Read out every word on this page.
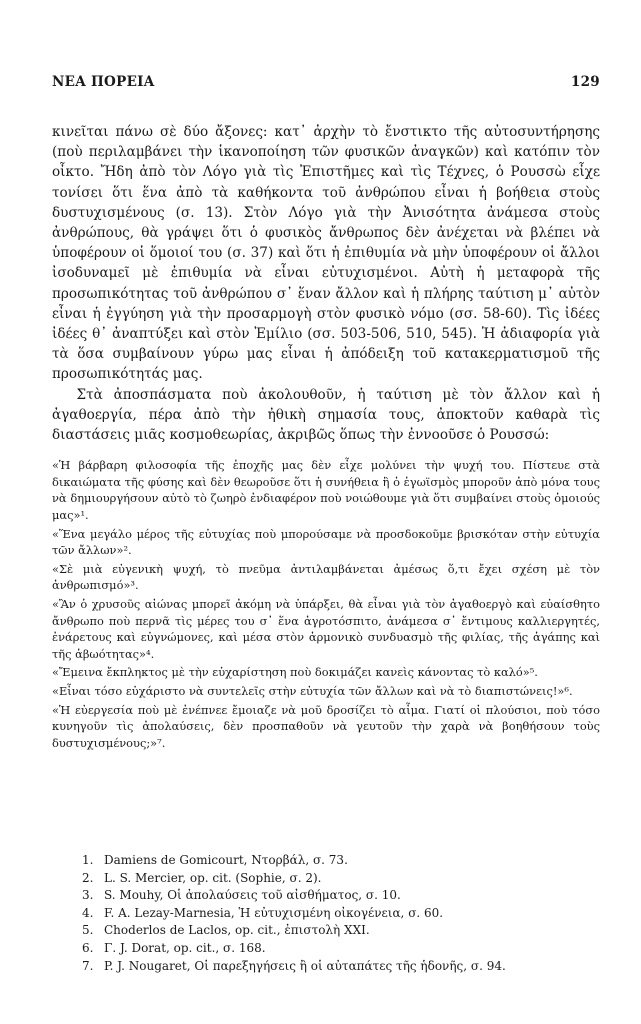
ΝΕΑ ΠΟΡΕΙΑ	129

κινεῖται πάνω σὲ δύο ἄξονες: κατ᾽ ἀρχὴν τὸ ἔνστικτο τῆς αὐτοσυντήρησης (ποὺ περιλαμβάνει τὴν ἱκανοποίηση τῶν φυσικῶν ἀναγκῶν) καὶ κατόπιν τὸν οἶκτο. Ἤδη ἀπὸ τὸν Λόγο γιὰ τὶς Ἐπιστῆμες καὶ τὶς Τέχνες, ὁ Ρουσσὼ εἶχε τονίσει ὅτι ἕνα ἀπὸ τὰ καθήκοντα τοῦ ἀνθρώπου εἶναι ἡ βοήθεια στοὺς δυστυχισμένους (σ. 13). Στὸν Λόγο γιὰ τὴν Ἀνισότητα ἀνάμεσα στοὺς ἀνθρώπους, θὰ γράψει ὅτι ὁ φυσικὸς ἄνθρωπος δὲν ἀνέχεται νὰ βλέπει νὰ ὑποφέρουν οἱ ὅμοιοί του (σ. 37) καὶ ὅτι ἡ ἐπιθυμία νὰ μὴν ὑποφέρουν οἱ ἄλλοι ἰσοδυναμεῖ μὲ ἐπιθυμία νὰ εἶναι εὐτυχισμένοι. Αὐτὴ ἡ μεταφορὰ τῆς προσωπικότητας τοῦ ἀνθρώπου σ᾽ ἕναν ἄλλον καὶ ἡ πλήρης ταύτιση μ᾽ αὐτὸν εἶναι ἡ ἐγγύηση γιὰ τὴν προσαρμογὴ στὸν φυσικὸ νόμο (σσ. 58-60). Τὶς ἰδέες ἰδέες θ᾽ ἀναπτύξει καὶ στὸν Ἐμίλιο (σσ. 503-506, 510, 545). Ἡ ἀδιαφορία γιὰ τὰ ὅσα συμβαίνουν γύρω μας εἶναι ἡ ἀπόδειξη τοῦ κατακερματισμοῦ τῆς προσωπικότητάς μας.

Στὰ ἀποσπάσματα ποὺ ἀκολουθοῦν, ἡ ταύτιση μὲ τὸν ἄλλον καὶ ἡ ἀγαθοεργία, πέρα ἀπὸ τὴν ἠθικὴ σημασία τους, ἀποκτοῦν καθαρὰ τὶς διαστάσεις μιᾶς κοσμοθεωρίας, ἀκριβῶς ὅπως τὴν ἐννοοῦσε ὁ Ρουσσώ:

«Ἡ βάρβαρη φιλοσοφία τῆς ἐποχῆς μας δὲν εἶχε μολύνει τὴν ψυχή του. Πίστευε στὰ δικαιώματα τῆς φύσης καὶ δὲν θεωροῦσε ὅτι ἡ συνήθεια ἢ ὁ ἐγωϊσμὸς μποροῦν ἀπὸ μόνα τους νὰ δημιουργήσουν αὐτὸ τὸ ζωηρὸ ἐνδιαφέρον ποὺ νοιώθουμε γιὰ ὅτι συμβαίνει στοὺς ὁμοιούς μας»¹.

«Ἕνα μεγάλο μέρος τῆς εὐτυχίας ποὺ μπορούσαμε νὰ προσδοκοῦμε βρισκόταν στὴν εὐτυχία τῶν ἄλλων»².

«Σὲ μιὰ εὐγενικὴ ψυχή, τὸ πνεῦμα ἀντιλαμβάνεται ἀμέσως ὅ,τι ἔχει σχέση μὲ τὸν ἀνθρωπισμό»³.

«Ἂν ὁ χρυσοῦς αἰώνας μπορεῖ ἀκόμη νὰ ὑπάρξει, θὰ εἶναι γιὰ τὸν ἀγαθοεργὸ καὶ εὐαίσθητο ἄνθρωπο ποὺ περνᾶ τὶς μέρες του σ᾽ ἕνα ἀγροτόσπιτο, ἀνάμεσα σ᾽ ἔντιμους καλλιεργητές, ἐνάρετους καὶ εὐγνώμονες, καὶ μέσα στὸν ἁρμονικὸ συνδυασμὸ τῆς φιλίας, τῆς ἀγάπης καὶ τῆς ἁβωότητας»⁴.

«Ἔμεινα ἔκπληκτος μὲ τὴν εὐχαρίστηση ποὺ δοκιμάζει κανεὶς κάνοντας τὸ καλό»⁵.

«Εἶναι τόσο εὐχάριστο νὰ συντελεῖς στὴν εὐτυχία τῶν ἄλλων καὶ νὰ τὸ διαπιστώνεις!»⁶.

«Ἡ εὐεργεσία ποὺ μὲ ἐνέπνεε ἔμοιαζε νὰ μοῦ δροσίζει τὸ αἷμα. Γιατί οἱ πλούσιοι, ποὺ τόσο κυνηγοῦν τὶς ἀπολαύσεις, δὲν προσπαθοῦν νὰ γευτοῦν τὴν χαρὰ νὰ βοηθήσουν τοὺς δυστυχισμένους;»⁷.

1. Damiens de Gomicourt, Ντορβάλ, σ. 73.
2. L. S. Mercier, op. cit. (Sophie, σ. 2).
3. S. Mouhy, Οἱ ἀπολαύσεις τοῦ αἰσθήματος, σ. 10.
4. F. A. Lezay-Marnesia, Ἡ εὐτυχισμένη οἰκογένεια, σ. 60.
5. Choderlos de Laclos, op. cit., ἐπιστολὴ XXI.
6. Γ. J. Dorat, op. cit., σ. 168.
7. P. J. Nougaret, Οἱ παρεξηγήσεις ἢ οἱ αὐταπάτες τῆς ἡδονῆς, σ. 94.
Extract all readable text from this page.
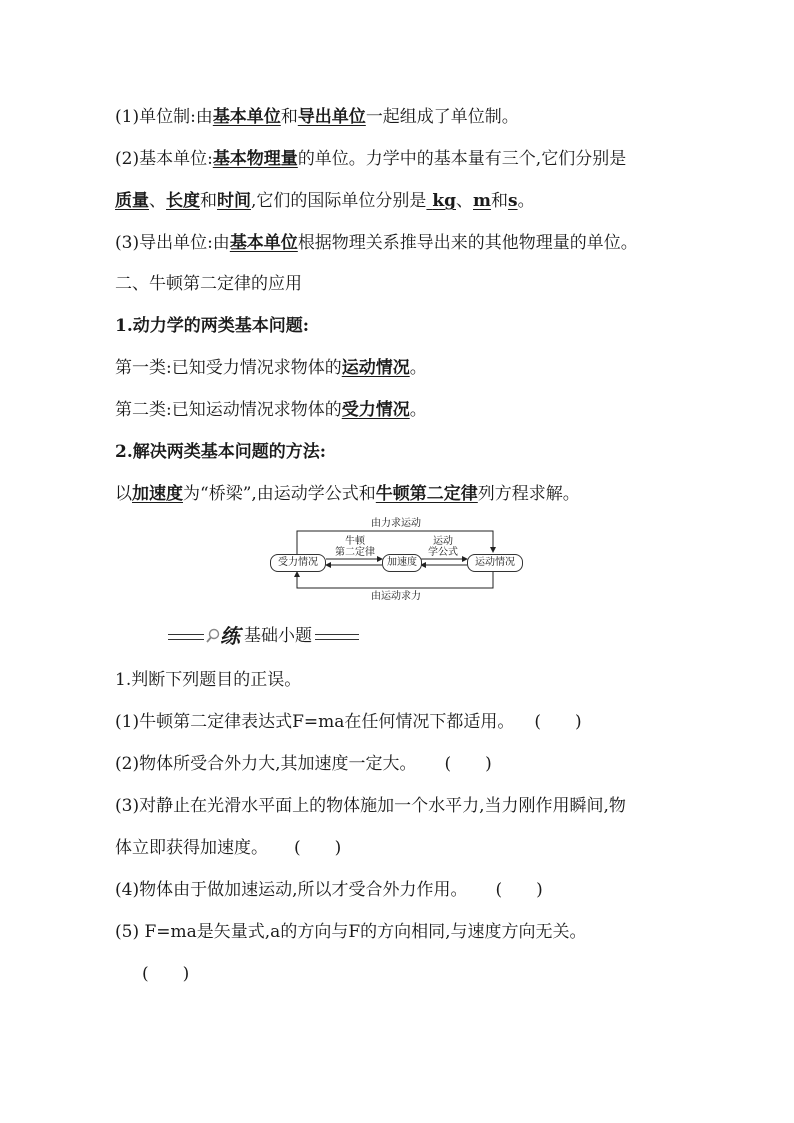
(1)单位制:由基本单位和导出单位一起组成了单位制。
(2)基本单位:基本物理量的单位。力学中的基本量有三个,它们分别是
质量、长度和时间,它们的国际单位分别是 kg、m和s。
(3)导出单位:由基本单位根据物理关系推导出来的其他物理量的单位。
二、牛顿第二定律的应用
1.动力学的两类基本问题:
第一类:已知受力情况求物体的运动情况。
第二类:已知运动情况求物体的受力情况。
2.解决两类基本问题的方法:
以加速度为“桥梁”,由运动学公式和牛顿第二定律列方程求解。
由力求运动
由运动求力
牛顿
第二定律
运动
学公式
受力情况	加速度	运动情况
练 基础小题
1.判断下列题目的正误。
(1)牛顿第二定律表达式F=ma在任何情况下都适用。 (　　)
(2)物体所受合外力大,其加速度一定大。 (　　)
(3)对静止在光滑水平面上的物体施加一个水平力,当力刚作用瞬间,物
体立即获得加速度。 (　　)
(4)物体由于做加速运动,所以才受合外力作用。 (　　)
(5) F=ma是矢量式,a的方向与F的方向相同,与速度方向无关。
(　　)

• • • •

> **Written request**:
Where a line of the data holds "στὴν", show that line.

> **Response**:
«Ἕνα μεγάλο μέρος τῆς εὐτυχίας ποὺ μπορούσαμε νὰ προσδοκοῦμε βρισκόταν στὴν εὐτυχία τῶν ἄλλων»².
«Εἶναι τόσο εὐχάριστο νὰ συντελεῖς στὴν εὐτυχία τῶν ἄλλων καὶ νὰ τὸ διαπιστώνεις!»⁶.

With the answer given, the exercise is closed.